Excerpted data »
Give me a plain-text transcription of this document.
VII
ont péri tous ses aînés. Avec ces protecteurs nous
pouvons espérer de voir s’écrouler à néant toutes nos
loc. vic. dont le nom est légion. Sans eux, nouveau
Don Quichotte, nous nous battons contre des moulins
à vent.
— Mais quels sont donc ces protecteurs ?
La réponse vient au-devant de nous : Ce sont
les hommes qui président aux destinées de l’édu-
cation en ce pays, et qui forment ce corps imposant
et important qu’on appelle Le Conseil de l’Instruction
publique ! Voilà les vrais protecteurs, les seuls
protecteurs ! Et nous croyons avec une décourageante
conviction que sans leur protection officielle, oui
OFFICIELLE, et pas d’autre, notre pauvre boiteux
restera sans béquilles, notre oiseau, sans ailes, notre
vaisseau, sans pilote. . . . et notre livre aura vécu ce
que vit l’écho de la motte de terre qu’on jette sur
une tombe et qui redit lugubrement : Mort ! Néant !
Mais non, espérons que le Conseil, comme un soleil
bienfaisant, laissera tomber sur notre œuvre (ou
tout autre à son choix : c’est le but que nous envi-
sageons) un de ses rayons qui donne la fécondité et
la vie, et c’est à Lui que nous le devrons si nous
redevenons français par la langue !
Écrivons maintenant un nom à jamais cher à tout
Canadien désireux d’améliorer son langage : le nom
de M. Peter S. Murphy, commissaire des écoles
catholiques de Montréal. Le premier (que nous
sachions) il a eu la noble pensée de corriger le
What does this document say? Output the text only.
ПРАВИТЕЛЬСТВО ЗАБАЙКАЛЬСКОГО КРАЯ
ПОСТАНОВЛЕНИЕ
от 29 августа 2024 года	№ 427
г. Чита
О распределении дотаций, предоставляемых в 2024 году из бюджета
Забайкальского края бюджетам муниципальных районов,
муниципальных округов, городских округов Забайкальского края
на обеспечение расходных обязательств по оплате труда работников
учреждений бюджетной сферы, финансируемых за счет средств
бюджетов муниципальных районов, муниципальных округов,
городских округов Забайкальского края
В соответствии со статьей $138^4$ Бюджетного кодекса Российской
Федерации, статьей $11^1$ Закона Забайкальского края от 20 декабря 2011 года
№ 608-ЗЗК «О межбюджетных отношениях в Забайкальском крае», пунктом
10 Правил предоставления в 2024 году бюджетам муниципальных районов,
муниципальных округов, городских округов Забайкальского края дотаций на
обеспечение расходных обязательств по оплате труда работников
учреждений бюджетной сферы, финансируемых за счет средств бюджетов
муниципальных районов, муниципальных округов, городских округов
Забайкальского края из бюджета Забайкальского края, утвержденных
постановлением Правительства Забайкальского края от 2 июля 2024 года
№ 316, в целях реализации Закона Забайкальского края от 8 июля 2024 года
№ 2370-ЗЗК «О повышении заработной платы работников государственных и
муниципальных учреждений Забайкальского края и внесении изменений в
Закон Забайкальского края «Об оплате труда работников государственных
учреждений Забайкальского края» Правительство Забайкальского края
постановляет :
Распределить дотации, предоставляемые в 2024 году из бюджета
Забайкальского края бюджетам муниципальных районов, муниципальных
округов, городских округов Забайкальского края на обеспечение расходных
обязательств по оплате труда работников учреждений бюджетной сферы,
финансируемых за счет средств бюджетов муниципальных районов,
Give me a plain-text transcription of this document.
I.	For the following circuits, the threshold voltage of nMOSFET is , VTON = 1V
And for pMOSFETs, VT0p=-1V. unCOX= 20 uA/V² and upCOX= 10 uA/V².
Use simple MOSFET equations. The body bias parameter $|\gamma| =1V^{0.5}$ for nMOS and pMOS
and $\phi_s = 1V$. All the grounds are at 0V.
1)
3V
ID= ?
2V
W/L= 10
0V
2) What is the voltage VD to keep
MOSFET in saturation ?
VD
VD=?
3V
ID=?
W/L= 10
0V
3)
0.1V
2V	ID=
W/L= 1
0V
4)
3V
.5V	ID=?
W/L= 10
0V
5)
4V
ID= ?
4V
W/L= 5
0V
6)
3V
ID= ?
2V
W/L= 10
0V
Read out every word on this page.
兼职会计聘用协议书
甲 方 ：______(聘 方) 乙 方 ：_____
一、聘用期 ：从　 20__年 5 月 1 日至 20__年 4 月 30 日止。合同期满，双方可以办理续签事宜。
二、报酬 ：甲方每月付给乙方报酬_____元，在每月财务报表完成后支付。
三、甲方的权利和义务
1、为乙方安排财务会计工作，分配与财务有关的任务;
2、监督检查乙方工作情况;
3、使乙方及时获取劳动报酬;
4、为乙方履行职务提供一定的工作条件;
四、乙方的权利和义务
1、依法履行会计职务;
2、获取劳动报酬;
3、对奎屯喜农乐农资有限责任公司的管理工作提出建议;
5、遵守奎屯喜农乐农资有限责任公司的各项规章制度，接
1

Problem to work on »
Output the records above in their entirety, exactly.

The output »
Give me a plain-text transcription of this document.
VII
ont péri tous ses aînés. Avec ces protecteurs nous
pouvons espérer de voir s’écrouler à néant toutes nos
loc. vic. dont le nom est légion. Sans eux, nouveau
Don Quichotte, nous nous battons contre des moulins
à vent.
— Mais quels sont donc ces protecteurs ?
La réponse vient au-devant de nous : Ce sont
les hommes qui président aux destinées de l’édu-
cation en ce pays, et qui forment ce corps imposant
et important qu’on appelle Le Conseil de l’Instruction
publique ! Voilà les vrais protecteurs, les seuls
protecteurs ! Et nous croyons avec une décourageante
conviction que sans leur protection officielle, oui
OFFICIELLE, et pas d’autre, notre pauvre boiteux
restera sans béquilles, notre oiseau, sans ailes, notre
vaisseau, sans pilote. . . . et notre livre aura vécu ce
que vit l’écho de la motte de terre qu’on jette sur
une tombe et qui redit lugubrement : Mort ! Néant !
Mais non, espérons que le Conseil, comme un soleil
bienfaisant, laissera tomber sur notre œuvre (ou
tout autre à son choix : c’est le but que nous envi-
sageons) un de ses rayons qui donne la fécondité et
la vie, et c’est à Lui que nous le devrons si nous
redevenons français par la langue !
Écrivons maintenant un nom à jamais cher à tout
Canadien désireux d’améliorer son langage : le nom
de M. Peter S. Murphy, commissaire des écoles
catholiques de Montréal. Le premier (que nous
sachions) il a eu la noble pensée de corriger le
What does this document say? Output the text only.
ПРАВИТЕЛЬСТВО ЗАБАЙКАЛЬСКОГО КРАЯ
ПОСТАНОВЛЕНИЕ
от 29 августа 2024 года	№ 427
г. Чита
О распределении дотаций, предоставляемых в 2024 году из бюджета
Забайкальского края бюджетам муниципальных районов,
муниципальных округов, городских округов Забайкальского края
на обеспечение расходных обязательств по оплате труда работников
учреждений бюджетной сферы, финансируемых за счет средств
бюджетов муниципальных районов, муниципальных округов,
городских округов Забайкальского края
В соответствии со статьей $138^4$ Бюджетного кодекса Российской
Федерации, статьей $11^1$ Закона Забайкальского края от 20 декабря 2011 года
№ 608-ЗЗК «О межбюджетных отношениях в Забайкальском крае», пунктом
10 Правил предоставления в 2024 году бюджетам муниципальных районов,
муниципальных округов, городских округов Забайкальского края дотаций на
обеспечение расходных обязательств по оплате труда работников
учреждений бюджетной сферы, финансируемых за счет средств бюджетов
муниципальных районов, муниципальных округов, городских округов
Забайкальского края из бюджета Забайкальского края, утвержденных
постановлением Правительства Забайкальского края от 2 июля 2024 года
№ 316, в целях реализации Закона Забайкальского края от 8 июля 2024 года
№ 2370-ЗЗК «О повышении заработной платы работников государственных и
муниципальных учреждений Забайкальского края и внесении изменений в
Закон Забайкальского края «Об оплате труда работников государственных
учреждений Забайкальского края» Правительство Забайкальского края
постановляет :
Распределить дотации, предоставляемые в 2024 году из бюджета
Забайкальского края бюджетам муниципальных районов, муниципальных
округов, городских округов Забайкальского края на обеспечение расходных
обязательств по оплате труда работников учреждений бюджетной сферы,
финансируемых за счет средств бюджетов муниципальных районов,
Give me a plain-text transcription of this document.
I.	For the following circuits, the threshold voltage of nMOSFET is , VTON = 1V
And for pMOSFETs, VT0p=-1V. unCOX= 20 uA/V² and upCOX= 10 uA/V².
Use simple MOSFET equations. The body bias parameter $|\gamma| =1V^{0.5}$ for nMOS and pMOS
and $\phi_s = 1V$. All the grounds are at 0V.
1)
3V
ID= ?
2V
W/L= 10
0V
2) What is the voltage VD to keep
MOSFET in saturation ?
VD
VD=?
3V
ID=?
W/L= 10
0V
3)
0.1V
2V	ID=
W/L= 1
0V
4)
3V
.5V	ID=?
W/L= 10
0V
5)
4V
ID= ?
4V
W/L= 5
0V
6)
3V
ID= ?
2V
W/L= 10
0V
Read out every word on this page.
兼职会计聘用协议书
甲 方 ：______(聘 方) 乙 方 ：_____
一、聘用期 ：从　 20__年 5 月 1 日至 20__年 4 月 30 日止。合同期满，双方可以办理续签事宜。
二、报酬 ：甲方每月付给乙方报酬_____元，在每月财务报表完成后支付。
三、甲方的权利和义务
1、为乙方安排财务会计工作，分配与财务有关的任务;
2、监督检查乙方工作情况;
3、使乙方及时获取劳动报酬;
4、为乙方履行职务提供一定的工作条件;
四、乙方的权利和义务
1、依法履行会计职务;
2、获取劳动报酬;
3、对奎屯喜农乐农资有限责任公司的管理工作提出建议;
5、遵守奎屯喜农乐农资有限责任公司的各项规章制度，接
1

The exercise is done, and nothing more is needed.